EXERCISE DETAILS:
Search the material below for the word "BELA" and copy every line in which it occurs.

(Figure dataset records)

§

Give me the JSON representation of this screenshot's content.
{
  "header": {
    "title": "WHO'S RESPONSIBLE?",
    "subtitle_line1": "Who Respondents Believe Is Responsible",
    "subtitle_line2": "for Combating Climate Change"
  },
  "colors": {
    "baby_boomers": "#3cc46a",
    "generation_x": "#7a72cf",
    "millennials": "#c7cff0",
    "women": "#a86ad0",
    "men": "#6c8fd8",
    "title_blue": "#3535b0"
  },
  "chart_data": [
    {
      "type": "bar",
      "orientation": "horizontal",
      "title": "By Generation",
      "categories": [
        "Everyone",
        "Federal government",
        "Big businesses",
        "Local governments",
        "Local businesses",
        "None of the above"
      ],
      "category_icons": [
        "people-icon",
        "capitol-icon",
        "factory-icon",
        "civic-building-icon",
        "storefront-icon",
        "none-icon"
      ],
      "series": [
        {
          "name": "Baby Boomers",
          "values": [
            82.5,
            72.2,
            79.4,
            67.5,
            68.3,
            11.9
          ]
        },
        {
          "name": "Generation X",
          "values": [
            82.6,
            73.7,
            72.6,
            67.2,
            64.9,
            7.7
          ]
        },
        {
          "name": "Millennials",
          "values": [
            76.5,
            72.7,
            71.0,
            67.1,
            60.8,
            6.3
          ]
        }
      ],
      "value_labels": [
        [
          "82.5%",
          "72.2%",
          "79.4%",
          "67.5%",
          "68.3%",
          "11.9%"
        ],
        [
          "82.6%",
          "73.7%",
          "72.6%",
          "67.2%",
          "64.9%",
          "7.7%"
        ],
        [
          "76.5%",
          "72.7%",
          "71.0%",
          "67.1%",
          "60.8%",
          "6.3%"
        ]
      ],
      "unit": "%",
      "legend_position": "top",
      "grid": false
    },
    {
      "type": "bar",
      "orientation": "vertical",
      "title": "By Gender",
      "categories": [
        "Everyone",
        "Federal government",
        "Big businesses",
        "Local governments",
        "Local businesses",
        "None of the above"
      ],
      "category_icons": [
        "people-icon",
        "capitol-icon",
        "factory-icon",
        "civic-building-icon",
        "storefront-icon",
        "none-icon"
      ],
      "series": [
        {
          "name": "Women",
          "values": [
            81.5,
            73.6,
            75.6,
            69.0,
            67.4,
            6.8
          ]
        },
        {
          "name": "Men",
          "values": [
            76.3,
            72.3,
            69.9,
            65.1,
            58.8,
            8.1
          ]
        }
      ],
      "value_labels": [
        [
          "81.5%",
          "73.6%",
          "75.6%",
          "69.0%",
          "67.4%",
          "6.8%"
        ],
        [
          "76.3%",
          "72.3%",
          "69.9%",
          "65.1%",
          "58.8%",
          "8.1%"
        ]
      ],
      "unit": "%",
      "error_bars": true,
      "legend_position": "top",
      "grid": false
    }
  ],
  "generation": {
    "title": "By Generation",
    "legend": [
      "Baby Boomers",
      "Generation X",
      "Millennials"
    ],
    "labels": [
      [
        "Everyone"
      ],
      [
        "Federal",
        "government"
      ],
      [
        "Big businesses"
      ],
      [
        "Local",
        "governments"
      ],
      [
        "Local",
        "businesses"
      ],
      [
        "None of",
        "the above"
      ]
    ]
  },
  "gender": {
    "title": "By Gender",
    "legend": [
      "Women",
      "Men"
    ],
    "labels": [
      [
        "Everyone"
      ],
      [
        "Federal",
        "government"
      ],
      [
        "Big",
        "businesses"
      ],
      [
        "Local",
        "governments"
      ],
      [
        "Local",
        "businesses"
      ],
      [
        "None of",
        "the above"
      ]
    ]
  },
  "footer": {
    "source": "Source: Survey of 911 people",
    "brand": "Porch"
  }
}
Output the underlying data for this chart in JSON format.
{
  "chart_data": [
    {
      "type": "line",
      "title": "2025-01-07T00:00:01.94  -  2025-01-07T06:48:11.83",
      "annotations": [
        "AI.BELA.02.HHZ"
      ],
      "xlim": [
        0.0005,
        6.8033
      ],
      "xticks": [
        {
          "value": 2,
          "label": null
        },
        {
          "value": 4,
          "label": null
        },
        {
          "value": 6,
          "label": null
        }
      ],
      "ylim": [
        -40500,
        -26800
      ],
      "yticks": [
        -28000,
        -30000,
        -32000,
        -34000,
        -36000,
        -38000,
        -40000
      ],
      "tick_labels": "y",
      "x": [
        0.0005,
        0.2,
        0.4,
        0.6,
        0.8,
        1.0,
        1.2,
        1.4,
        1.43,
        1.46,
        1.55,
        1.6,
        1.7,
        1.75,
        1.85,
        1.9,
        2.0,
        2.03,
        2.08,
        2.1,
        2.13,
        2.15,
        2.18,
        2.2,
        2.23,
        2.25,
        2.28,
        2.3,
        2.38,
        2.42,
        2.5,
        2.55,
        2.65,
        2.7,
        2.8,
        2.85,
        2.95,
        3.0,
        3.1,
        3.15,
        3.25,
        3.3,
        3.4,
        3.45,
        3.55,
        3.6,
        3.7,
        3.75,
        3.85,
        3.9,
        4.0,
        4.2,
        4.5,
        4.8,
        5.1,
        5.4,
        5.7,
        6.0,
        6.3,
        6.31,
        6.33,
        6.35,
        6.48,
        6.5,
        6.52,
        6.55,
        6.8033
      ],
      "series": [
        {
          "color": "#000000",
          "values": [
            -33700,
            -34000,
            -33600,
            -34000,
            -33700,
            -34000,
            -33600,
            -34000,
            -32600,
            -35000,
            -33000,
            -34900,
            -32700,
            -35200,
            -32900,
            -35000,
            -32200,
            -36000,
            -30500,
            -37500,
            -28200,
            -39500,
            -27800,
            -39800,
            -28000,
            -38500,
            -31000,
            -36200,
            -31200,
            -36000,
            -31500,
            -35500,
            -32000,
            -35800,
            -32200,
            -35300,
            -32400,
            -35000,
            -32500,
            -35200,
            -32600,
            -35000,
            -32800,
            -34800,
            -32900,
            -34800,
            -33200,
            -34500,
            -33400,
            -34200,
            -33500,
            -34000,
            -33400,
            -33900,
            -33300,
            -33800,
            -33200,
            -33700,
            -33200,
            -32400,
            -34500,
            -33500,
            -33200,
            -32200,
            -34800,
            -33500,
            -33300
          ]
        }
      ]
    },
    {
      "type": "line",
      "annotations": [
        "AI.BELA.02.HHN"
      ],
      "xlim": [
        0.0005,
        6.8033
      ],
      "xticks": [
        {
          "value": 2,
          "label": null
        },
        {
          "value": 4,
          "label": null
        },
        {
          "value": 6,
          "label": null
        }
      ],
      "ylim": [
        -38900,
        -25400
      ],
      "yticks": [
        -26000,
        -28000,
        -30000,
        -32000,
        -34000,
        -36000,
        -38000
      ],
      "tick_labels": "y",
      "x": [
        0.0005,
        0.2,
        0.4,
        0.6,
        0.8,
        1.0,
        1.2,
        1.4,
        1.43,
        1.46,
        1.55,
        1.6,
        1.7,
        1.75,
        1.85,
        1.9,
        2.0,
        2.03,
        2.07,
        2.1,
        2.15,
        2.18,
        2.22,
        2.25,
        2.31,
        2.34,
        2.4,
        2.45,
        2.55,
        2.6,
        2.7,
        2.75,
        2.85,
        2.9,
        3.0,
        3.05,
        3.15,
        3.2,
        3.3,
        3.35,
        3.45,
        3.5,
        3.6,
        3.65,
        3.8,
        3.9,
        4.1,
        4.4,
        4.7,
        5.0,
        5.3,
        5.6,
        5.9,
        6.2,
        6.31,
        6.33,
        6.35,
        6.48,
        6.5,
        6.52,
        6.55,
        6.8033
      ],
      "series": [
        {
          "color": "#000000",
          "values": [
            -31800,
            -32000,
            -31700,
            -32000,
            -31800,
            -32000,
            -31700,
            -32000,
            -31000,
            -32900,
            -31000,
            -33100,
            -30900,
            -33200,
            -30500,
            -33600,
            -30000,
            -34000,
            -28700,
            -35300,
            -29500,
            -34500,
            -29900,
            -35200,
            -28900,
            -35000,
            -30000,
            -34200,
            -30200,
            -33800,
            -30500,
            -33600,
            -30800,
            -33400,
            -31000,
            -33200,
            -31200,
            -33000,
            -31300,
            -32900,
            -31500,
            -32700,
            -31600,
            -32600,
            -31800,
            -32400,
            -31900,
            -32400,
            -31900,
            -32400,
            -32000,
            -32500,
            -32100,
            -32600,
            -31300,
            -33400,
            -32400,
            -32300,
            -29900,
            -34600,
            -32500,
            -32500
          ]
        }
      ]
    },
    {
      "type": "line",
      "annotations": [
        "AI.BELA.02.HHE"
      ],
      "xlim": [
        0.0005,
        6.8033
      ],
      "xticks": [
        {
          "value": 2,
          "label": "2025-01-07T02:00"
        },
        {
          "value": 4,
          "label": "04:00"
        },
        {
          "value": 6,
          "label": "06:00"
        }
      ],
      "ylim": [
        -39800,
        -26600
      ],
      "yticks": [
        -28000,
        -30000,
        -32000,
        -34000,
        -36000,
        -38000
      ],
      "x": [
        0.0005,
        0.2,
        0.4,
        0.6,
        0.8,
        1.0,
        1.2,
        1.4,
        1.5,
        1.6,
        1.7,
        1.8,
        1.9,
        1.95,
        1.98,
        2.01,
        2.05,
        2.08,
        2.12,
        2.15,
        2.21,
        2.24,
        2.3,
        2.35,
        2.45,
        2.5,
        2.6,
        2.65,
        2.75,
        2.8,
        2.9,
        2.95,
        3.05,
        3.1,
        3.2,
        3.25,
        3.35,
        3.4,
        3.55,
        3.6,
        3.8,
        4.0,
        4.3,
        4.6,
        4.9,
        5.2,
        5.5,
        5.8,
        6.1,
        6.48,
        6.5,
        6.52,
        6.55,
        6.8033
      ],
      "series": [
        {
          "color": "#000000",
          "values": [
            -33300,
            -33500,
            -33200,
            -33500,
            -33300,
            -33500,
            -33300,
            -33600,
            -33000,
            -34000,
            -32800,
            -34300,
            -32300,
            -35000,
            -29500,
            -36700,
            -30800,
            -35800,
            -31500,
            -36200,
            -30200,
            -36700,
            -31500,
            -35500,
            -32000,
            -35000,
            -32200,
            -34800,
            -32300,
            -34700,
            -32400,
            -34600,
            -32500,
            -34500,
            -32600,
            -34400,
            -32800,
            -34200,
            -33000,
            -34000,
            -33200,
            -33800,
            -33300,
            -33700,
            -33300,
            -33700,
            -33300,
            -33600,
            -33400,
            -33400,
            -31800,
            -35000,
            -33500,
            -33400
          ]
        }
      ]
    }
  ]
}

§

IN RESPONSE:
        "AI.BELA.02.HHZ"
        "AI.BELA.02.HHN"
        "AI.BELA.02.HHE"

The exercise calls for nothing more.